Your goal
From the listing below, tally the lines that include "Quan". Return only the total.

Exercise materials
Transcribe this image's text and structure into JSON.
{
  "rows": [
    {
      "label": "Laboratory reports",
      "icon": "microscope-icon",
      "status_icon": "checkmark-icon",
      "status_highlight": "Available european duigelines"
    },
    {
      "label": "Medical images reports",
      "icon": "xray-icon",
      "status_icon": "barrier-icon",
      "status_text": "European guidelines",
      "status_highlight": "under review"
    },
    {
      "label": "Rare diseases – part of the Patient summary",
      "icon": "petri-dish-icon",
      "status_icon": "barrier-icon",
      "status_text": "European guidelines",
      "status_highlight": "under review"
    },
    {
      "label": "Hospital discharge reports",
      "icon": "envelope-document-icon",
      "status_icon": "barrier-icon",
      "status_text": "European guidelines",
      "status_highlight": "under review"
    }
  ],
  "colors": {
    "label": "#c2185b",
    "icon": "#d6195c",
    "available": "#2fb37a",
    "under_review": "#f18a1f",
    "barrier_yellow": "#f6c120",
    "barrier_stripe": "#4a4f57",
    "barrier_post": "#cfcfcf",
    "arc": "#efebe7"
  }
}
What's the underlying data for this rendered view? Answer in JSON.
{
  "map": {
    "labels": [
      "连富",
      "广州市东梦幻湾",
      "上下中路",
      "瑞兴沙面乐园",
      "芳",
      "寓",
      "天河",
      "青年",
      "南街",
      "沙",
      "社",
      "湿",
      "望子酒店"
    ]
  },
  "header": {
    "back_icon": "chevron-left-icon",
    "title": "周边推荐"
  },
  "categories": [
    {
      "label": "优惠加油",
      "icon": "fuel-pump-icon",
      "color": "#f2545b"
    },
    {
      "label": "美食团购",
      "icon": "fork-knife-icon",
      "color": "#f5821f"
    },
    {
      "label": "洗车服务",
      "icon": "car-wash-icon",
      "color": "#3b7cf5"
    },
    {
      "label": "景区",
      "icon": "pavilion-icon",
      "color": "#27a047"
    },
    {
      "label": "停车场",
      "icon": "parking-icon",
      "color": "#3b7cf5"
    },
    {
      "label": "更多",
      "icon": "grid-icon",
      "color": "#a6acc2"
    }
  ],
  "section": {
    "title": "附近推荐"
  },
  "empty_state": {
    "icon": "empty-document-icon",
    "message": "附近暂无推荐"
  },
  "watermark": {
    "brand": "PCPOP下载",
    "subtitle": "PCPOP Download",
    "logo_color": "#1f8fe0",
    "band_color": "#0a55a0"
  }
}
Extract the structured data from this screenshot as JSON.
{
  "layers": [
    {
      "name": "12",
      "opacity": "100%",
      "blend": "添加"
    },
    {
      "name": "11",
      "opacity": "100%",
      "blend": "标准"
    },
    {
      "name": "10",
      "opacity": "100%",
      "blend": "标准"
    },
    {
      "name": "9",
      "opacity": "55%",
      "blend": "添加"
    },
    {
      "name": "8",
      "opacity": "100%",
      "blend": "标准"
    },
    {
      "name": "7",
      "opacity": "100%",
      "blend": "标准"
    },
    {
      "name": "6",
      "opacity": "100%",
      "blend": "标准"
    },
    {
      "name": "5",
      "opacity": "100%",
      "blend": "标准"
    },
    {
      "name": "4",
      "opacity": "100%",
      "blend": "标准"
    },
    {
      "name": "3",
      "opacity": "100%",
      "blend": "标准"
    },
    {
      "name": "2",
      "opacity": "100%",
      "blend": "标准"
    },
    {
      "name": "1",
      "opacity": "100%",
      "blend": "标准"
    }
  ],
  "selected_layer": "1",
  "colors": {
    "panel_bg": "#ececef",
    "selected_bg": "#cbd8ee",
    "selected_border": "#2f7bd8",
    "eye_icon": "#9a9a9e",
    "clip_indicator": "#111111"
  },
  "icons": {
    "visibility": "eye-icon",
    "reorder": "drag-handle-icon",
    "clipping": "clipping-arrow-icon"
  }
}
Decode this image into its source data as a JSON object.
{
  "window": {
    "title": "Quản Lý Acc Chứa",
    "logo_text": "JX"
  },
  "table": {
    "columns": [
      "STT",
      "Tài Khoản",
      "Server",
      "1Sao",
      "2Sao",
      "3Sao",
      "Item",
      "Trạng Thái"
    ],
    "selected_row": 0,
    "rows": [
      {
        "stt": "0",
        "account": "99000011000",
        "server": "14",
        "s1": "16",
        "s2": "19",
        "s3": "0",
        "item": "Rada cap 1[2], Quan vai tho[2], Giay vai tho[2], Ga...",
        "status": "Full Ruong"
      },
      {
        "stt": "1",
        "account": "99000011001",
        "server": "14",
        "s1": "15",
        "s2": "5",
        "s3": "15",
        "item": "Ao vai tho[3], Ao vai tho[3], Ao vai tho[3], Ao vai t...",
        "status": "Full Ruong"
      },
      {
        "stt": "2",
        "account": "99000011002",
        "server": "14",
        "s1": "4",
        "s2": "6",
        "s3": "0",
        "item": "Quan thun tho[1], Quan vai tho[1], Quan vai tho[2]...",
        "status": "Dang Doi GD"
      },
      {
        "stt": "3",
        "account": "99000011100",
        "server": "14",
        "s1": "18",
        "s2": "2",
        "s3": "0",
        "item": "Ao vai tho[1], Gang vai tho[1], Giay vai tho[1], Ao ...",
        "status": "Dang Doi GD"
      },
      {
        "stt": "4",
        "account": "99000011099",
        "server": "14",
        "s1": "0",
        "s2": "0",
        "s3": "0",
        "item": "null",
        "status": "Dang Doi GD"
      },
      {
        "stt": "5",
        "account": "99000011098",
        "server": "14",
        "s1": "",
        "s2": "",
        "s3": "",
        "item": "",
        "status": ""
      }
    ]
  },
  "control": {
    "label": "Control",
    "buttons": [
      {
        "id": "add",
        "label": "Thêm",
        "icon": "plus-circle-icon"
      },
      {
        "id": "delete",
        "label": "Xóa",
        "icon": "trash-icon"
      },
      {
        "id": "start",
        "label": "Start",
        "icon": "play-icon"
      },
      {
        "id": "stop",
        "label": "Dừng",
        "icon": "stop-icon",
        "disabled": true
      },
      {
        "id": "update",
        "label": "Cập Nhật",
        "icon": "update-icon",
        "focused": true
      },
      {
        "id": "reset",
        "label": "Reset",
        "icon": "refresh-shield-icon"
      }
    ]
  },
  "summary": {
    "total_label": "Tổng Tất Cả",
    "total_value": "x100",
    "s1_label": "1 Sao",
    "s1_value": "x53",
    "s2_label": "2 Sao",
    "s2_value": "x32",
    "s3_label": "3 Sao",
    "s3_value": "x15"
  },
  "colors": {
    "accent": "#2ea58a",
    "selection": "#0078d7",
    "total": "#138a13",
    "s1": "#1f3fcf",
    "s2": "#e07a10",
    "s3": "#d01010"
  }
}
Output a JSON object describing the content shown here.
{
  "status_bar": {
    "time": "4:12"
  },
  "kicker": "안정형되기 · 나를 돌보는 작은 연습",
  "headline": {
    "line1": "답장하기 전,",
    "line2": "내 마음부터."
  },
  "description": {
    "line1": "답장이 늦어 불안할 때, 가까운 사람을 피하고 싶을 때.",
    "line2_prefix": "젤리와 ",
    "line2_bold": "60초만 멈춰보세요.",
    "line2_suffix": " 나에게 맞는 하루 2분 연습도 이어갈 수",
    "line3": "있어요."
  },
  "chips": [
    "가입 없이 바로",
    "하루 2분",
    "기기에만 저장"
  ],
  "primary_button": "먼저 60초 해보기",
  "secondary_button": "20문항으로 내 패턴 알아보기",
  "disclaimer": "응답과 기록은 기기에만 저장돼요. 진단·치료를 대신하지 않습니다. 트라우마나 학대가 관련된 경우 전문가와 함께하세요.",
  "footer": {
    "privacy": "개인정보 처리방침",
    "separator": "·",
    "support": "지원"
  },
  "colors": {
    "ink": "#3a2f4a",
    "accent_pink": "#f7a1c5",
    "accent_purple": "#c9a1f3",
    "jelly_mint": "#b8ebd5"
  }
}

Solution for this problem
2